Written task
Find the word "Skewness" in the listing; pull out each line holding it.

(Data listing)

══════

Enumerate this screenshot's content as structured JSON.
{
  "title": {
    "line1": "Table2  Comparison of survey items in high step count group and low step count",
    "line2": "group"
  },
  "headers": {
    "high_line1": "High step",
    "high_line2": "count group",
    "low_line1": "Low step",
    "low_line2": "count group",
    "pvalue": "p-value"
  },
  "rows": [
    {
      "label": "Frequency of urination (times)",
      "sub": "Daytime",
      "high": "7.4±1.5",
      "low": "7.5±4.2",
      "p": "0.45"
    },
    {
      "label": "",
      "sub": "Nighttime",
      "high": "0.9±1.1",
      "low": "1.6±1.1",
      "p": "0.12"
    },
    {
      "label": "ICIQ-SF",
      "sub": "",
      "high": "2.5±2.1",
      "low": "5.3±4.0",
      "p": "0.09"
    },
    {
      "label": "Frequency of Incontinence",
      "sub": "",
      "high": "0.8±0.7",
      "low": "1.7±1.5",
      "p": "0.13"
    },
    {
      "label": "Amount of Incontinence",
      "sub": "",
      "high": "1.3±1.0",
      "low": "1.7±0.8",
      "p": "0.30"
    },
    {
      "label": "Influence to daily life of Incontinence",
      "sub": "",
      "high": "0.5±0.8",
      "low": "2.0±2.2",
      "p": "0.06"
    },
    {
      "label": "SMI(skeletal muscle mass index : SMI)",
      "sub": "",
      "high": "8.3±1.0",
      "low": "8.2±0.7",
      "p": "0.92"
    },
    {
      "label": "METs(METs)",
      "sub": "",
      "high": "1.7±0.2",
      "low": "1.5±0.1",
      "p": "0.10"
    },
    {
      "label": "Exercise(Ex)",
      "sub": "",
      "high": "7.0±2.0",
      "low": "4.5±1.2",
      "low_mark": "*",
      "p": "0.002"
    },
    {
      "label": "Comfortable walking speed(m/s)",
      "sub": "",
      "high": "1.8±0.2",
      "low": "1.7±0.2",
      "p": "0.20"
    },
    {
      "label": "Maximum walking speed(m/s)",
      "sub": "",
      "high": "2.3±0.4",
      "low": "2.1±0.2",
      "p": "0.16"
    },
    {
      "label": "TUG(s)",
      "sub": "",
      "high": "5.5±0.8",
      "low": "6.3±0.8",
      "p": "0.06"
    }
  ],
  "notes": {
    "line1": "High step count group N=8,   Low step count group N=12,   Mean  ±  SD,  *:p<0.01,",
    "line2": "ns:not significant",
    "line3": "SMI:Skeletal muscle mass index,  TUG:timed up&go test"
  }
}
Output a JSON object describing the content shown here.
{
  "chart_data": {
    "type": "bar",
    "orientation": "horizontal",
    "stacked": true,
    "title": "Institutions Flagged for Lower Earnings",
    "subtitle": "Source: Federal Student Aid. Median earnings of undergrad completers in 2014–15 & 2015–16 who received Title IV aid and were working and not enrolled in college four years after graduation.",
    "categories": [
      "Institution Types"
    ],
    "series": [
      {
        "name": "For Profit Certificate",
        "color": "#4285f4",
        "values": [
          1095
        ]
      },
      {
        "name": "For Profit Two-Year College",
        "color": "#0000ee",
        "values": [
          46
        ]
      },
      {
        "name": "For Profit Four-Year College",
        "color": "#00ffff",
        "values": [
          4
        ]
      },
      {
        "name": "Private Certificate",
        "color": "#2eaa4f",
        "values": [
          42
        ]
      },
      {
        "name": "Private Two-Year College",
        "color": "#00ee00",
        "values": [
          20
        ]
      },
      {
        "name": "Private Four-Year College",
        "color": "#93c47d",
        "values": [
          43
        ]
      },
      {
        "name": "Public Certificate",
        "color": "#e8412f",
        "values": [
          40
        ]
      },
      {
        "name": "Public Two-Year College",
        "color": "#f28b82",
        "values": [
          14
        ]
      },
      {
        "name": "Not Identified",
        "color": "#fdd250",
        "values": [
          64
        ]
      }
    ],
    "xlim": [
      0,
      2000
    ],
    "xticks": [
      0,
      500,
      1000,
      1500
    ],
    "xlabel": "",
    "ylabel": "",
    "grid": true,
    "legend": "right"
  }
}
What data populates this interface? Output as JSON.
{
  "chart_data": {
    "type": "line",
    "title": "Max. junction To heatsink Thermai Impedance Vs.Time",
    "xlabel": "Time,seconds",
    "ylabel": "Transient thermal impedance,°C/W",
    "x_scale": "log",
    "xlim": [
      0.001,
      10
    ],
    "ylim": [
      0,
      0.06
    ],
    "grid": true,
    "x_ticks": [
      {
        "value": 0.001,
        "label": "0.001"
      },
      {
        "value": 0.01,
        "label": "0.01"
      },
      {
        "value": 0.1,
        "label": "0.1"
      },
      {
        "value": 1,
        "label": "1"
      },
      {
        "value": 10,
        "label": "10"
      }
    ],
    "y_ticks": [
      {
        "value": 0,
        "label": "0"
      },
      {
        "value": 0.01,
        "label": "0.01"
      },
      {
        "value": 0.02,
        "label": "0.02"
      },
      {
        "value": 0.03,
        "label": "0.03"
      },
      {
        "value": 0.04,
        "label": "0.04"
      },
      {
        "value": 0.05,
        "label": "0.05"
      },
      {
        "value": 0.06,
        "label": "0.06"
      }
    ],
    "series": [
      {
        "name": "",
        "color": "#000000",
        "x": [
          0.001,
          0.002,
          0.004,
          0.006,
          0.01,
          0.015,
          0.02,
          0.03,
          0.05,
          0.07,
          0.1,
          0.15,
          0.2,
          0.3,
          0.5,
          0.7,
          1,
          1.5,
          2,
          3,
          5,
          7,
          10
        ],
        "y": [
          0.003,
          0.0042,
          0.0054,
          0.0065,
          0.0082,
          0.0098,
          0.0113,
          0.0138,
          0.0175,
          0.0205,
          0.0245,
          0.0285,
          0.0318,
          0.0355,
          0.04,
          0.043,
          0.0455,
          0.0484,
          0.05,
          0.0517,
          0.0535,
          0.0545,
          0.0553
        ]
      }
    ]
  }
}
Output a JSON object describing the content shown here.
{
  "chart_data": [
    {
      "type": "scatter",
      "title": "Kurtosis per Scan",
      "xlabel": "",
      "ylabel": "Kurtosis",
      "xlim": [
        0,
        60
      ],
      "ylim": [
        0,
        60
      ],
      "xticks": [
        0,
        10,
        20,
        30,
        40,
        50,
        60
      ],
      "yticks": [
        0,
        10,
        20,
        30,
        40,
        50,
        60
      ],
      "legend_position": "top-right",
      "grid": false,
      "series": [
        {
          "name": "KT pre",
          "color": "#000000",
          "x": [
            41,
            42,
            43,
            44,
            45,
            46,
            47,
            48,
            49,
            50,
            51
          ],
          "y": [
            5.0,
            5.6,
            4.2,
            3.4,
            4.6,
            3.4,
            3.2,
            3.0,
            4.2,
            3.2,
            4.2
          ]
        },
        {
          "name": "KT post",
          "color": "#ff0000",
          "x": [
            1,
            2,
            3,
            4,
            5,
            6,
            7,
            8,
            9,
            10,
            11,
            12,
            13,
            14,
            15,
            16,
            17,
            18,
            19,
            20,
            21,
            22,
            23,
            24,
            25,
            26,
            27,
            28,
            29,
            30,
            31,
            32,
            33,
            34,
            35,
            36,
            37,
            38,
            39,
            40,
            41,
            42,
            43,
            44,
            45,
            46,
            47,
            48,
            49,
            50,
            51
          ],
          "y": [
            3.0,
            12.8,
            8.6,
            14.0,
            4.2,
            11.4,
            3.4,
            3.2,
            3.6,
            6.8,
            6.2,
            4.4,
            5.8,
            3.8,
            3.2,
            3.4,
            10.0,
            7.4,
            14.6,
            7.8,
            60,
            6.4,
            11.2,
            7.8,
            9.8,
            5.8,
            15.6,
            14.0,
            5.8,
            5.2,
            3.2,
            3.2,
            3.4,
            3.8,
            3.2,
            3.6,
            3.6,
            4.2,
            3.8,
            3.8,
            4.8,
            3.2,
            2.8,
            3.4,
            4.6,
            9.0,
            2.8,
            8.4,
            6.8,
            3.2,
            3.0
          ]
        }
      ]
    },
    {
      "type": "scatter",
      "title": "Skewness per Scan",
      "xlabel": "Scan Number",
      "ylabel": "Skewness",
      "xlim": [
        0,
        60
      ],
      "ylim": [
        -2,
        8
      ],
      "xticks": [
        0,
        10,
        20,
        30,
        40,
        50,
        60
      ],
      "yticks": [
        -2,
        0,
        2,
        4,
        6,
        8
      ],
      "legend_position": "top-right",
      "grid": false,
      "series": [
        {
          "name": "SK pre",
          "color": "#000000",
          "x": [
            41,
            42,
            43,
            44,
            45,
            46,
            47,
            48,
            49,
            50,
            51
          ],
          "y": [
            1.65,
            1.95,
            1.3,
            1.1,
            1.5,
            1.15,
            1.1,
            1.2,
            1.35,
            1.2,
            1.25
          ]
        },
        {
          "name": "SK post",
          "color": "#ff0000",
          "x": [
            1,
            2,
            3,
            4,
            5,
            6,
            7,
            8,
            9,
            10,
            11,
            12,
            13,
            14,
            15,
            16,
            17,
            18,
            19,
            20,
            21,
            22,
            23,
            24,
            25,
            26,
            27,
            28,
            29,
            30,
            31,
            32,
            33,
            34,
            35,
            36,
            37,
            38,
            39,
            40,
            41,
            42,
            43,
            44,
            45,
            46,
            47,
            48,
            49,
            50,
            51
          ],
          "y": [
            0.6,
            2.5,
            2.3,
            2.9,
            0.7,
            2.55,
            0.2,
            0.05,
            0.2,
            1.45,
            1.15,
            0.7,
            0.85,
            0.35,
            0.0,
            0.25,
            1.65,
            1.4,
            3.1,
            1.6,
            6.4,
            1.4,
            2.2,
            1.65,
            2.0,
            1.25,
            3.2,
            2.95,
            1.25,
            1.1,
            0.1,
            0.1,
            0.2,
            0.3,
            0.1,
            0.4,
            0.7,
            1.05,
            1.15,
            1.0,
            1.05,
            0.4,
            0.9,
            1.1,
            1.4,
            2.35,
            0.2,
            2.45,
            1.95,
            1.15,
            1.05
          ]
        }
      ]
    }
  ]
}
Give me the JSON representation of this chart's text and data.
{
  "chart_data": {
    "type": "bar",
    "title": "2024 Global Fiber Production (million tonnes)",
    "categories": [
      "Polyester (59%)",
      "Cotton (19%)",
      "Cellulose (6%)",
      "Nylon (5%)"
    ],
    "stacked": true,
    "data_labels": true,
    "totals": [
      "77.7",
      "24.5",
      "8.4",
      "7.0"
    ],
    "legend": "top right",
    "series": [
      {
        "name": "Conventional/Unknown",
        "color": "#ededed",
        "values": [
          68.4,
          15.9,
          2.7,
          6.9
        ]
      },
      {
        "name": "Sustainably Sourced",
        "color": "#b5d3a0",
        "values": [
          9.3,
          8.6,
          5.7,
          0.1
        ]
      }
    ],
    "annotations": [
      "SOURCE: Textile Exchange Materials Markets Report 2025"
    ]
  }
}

══════

Solution below
      "title": "Skewness per Scan",
      "ylabel": "Skewness",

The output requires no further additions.